> [BRIEF] Work out how many lines of the records hold the string "down", and reply with that number alone.

> [WORKING DATA]
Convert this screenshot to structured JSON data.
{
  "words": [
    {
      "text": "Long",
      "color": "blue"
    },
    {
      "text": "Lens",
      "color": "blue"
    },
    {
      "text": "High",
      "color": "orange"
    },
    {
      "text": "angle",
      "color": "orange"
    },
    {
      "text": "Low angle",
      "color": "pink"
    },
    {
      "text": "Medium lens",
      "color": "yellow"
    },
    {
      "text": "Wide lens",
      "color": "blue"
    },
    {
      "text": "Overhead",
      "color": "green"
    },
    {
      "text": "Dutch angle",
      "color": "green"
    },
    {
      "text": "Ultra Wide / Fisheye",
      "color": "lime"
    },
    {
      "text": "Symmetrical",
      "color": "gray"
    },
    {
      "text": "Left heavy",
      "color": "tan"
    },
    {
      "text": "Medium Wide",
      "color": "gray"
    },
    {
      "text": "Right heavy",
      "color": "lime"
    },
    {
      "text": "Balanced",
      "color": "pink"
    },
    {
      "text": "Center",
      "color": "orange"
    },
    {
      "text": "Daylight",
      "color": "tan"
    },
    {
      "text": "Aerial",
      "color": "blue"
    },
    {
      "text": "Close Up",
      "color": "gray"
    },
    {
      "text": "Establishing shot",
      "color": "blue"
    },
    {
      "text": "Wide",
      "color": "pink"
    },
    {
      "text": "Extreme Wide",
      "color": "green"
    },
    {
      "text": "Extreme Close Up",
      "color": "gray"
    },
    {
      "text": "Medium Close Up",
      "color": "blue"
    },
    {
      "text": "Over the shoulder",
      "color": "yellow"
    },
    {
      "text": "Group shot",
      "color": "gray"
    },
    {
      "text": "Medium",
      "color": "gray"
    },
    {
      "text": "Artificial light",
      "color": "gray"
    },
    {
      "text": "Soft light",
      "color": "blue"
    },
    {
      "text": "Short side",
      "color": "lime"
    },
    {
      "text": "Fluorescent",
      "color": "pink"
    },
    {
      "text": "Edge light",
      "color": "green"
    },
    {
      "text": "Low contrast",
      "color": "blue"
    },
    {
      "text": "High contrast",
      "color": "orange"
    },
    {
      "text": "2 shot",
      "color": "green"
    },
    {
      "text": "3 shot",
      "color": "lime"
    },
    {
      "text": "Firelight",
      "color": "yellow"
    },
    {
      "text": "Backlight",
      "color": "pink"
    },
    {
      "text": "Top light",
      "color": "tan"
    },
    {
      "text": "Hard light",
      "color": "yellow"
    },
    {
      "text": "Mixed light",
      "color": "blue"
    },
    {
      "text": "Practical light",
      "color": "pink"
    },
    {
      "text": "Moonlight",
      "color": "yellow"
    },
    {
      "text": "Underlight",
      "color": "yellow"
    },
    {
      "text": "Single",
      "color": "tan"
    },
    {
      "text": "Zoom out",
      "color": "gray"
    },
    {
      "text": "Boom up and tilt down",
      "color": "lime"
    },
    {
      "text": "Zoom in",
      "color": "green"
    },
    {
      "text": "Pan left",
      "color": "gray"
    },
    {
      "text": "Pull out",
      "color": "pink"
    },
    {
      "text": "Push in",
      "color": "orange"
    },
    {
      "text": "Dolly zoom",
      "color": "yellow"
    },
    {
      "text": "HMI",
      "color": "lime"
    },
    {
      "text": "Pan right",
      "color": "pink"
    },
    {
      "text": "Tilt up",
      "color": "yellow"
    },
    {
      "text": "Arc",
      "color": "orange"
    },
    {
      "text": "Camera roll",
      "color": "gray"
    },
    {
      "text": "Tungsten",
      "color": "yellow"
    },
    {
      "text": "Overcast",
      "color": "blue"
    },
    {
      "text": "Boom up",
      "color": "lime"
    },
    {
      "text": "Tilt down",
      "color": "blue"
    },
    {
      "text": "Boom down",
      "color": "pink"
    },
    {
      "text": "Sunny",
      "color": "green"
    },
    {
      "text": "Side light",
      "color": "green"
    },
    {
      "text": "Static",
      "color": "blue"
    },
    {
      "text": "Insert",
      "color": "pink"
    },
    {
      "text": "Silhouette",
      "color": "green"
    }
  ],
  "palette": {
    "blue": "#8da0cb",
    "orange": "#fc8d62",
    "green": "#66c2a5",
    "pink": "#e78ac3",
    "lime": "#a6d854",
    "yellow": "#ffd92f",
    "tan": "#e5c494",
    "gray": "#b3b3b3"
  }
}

> [THE ANSWER] 3